§ Task prompt
Leave every picture out and write out the records below exactly.

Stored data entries
..............................
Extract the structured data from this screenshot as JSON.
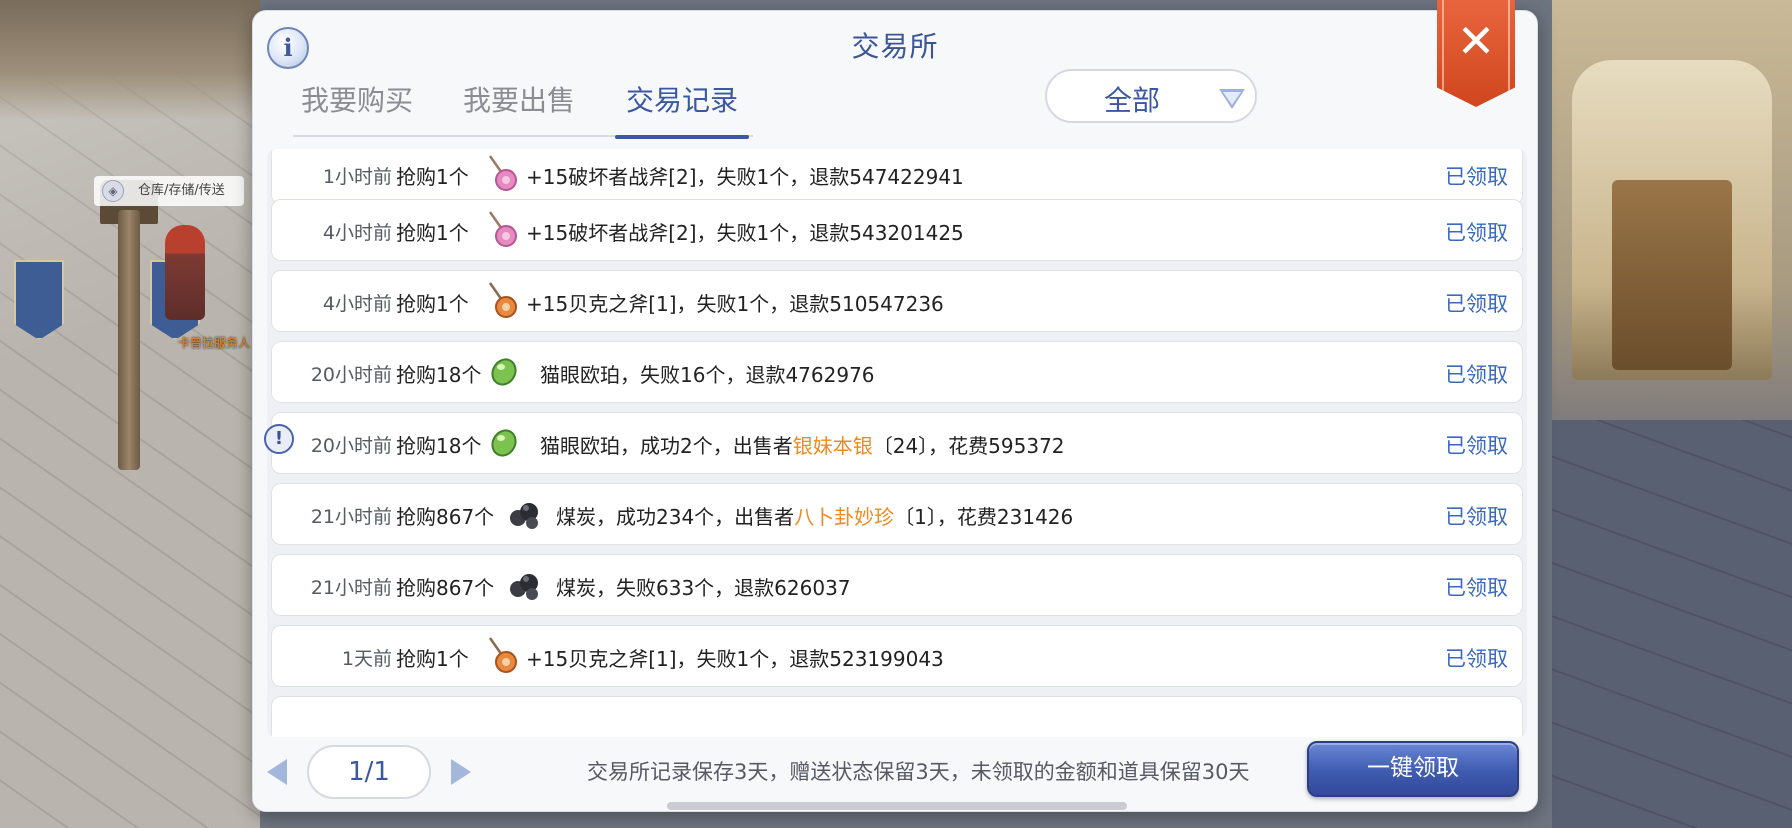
{
  "scene": {
    "npc_tag": "仓库/存储/传送",
    "npc_name": "卡普拉服务人"
  },
  "panel": {
    "title": "交易所",
    "tabs": [
      {
        "label": "我要购买",
        "active": false
      },
      {
        "label": "我要出售",
        "active": false
      },
      {
        "label": "交易记录",
        "active": true
      }
    ],
    "filter": {
      "selected": "全部"
    }
  },
  "records": [
    {
      "time": "1小时前",
      "action": "抢购1个",
      "icon": "axe-pink-icon",
      "text": "+15破坏者战斧[2]，失败1个，退款547422941",
      "status": "已领取"
    },
    {
      "time": "4小时前",
      "action": "抢购1个",
      "icon": "axe-pink-icon",
      "text": "+15破坏者战斧[2]，失败1个，退款543201425",
      "status": "已领取"
    },
    {
      "time": "4小时前",
      "action": "抢购1个",
      "icon": "axe-orange-icon",
      "text": "+15贝克之斧[1]，失败1个，退款510547236",
      "status": "已领取"
    },
    {
      "time": "20小时前",
      "action": "抢购18个",
      "icon": "green-gem-icon",
      "text": "猫眼欧珀，失败16个，退款4762976",
      "status": "已领取"
    },
    {
      "time": "20小时前",
      "action": "抢购18个",
      "icon": "green-gem-icon",
      "text_before": "猫眼欧珀，成功2个，出售者",
      "seller": "银妹本银",
      "text_after": "〔24〕，花费595372",
      "status": "已领取"
    },
    {
      "time": "21小时前",
      "action": "抢购867个",
      "icon": "coal-icon",
      "text_before": "煤炭，成功234个，出售者",
      "seller": "八卜卦妙珍",
      "text_after": "〔1〕，花费231426",
      "status": "已领取"
    },
    {
      "time": "21小时前",
      "action": "抢购867个",
      "icon": "coal-icon",
      "text": "煤炭，失败633个，退款626037",
      "status": "已领取"
    },
    {
      "time": "1天前",
      "action": "抢购1个",
      "icon": "axe-orange-icon",
      "text": "+15贝克之斧[1]，失败1个，退款523199043",
      "status": "已领取"
    }
  ],
  "footer": {
    "page": "1/1",
    "note": "交易所记录保存3天，赠送状态保留3天，未领取的金额和道具保留30天",
    "claim_all_label": "一键领取"
  },
  "colors": {
    "accent": "#3b58a3",
    "status_claimed": "#3b68bf",
    "seller_name": "#ef8a1d",
    "close_button": "#d9512a"
  }
}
..............................
§ Expected answer
Extract the structured data from this screenshot as JSON.
{
  "scene": {
    "npc_tag": "仓库/存储/传送",
    "npc_name": "卡普拉服务人"
  },
  "panel": {
    "title": "交易所",
    "tabs": [
      {
        "label": "我要购买",
        "active": false
      },
      {
        "label": "我要出售",
        "active": false
      },
      {
        "label": "交易记录",
        "active": true
      }
    ],
    "filter": {
      "selected": "全部"
    }
  },
  "records": [
    {
      "time": "1小时前",
      "action": "抢购1个",
      "icon": "axe-pink-icon",
      "text": "+15破坏者战斧[2]，失败1个，退款547422941",
      "status": "已领取"
    },
    {
      "time": "4小时前",
      "action": "抢购1个",
      "icon": "axe-pink-icon",
      "text": "+15破坏者战斧[2]，失败1个，退款543201425",
      "status": "已领取"
    },
    {
      "time": "4小时前",
      "action": "抢购1个",
      "icon": "axe-orange-icon",
      "text": "+15贝克之斧[1]，失败1个，退款510547236",
      "status": "已领取"
    },
    {
      "time": "20小时前",
      "action": "抢购18个",
      "icon": "green-gem-icon",
      "text": "猫眼欧珀，失败16个，退款4762976",
      "status": "已领取"
    },
    {
      "time": "20小时前",
      "action": "抢购18个",
      "icon": "green-gem-icon",
      "text_before": "猫眼欧珀，成功2个，出售者",
      "seller": "银妹本银",
      "text_after": "〔24〕，花费595372",
      "status": "已领取"
    },
    {
      "time": "21小时前",
      "action": "抢购867个",
      "icon": "coal-icon",
      "text_before": "煤炭，成功234个，出售者",
      "seller": "八卜卦妙珍",
      "text_after": "〔1〕，花费231426",
      "status": "已领取"
    },
    {
      "time": "21小时前",
      "action": "抢购867个",
      "icon": "coal-icon",
      "text": "煤炭，失败633个，退款626037",
      "status": "已领取"
    },
    {
      "time": "1天前",
      "action": "抢购1个",
      "icon": "axe-orange-icon",
      "text": "+15贝克之斧[1]，失败1个，退款523199043",
      "status": "已领取"
    }
  ],
  "footer": {
    "page": "1/1",
    "note": "交易所记录保存3天，赠送状态保留3天，未领取的金额和道具保留30天",
    "claim_all_label": "一键领取"
  },
  "colors": {
    "accent": "#3b58a3",
    "status_claimed": "#3b68bf",
    "seller_name": "#ef8a1d",
    "close_button": "#d9512a"
  }
}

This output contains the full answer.